_Task requirements:_
What follows is a set of records; repeat all of them exactly.

━━━━━ The input ━━━━━

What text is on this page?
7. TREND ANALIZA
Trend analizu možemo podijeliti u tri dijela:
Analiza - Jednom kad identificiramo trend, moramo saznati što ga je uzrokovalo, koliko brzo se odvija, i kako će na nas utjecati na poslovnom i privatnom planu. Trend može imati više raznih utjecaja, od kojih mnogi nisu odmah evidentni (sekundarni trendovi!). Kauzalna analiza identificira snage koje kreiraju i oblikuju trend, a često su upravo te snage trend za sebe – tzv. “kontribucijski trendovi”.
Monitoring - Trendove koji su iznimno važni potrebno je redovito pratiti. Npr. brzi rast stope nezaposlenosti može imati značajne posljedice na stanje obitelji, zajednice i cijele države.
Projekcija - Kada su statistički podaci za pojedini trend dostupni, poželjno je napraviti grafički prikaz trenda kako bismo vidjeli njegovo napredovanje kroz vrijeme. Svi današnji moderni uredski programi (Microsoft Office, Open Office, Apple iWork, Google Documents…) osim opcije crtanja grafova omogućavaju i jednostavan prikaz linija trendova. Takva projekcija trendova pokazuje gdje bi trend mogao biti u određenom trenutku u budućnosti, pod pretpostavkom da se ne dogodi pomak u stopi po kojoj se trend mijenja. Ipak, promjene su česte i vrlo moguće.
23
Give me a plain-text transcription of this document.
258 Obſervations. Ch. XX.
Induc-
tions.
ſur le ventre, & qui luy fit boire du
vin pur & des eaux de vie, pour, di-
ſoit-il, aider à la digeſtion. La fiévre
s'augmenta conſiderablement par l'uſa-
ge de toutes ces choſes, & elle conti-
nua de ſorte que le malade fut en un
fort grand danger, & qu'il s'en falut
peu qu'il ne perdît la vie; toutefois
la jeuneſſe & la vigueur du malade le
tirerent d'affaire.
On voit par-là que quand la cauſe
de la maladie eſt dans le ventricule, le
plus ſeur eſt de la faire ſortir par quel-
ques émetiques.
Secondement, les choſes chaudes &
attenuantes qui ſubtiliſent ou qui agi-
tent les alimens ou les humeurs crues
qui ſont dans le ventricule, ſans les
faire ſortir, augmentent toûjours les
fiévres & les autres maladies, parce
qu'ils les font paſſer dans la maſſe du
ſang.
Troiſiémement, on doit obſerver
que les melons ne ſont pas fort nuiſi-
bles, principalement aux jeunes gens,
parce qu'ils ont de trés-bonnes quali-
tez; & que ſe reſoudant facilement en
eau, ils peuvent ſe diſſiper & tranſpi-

━━━━━

_Task answer:_
What text is on this page?
7. TREND ANALIZA
Trend analizu možemo podijeliti u tri dijela:
Analiza - Jednom kad identificiramo trend, moramo saznati što ga je uzrokovalo, koliko brzo se odvija, i kako će na nas utjecati na poslovnom i privatnom planu. Trend može imati više raznih utjecaja, od kojih mnogi nisu odmah evidentni (sekundarni trendovi!). Kauzalna analiza identificira snage koje kreiraju i oblikuju trend, a često su upravo te snage trend za sebe – tzv. “kontribucijski trendovi”.
Monitoring - Trendove koji su iznimno važni potrebno je redovito pratiti. Npr. brzi rast stope nezaposlenosti može imati značajne posljedice na stanje obitelji, zajednice i cijele države.
Projekcija - Kada su statistički podaci za pojedini trend dostupni, poželjno je napraviti grafički prikaz trenda kako bismo vidjeli njegovo napredovanje kroz vrijeme. Svi današnji moderni uredski programi (Microsoft Office, Open Office, Apple iWork, Google Documents…) osim opcije crtanja grafova omogućavaju i jednostavan prikaz linija trendova. Takva projekcija trendova pokazuje gdje bi trend mogao biti u određenom trenutku u budućnosti, pod pretpostavkom da se ne dogodi pomak u stopi po kojoj se trend mijenja. Ipak, promjene su česte i vrlo moguće.
23
Give me a plain-text transcription of this document.
258 Obſervations. Ch. XX.
Induc-
tions.
ſur le ventre, & qui luy fit boire du
vin pur & des eaux de vie, pour, di-
ſoit-il, aider à la digeſtion. La fiévre
s'augmenta conſiderablement par l'uſa-
ge de toutes ces choſes, & elle conti-
nua de ſorte que le malade fut en un
fort grand danger, & qu'il s'en falut
peu qu'il ne perdît la vie; toutefois
la jeuneſſe & la vigueur du malade le
tirerent d'affaire.
On voit par-là que quand la cauſe
de la maladie eſt dans le ventricule, le
plus ſeur eſt de la faire ſortir par quel-
ques émetiques.
Secondement, les choſes chaudes &
attenuantes qui ſubtiliſent ou qui agi-
tent les alimens ou les humeurs crues
qui ſont dans le ventricule, ſans les
faire ſortir, augmentent toûjours les
fiévres & les autres maladies, parce
qu'ils les font paſſer dans la maſſe du
ſang.
Troiſiémement, on doit obſerver
que les melons ne ſont pas fort nuiſi-
bles, principalement aux jeunes gens,
parce qu'ils ont de trés-bonnes quali-
tez; & que ſe reſoudant facilement en
eau, ils peuvent ſe diſſiper & tranſpi-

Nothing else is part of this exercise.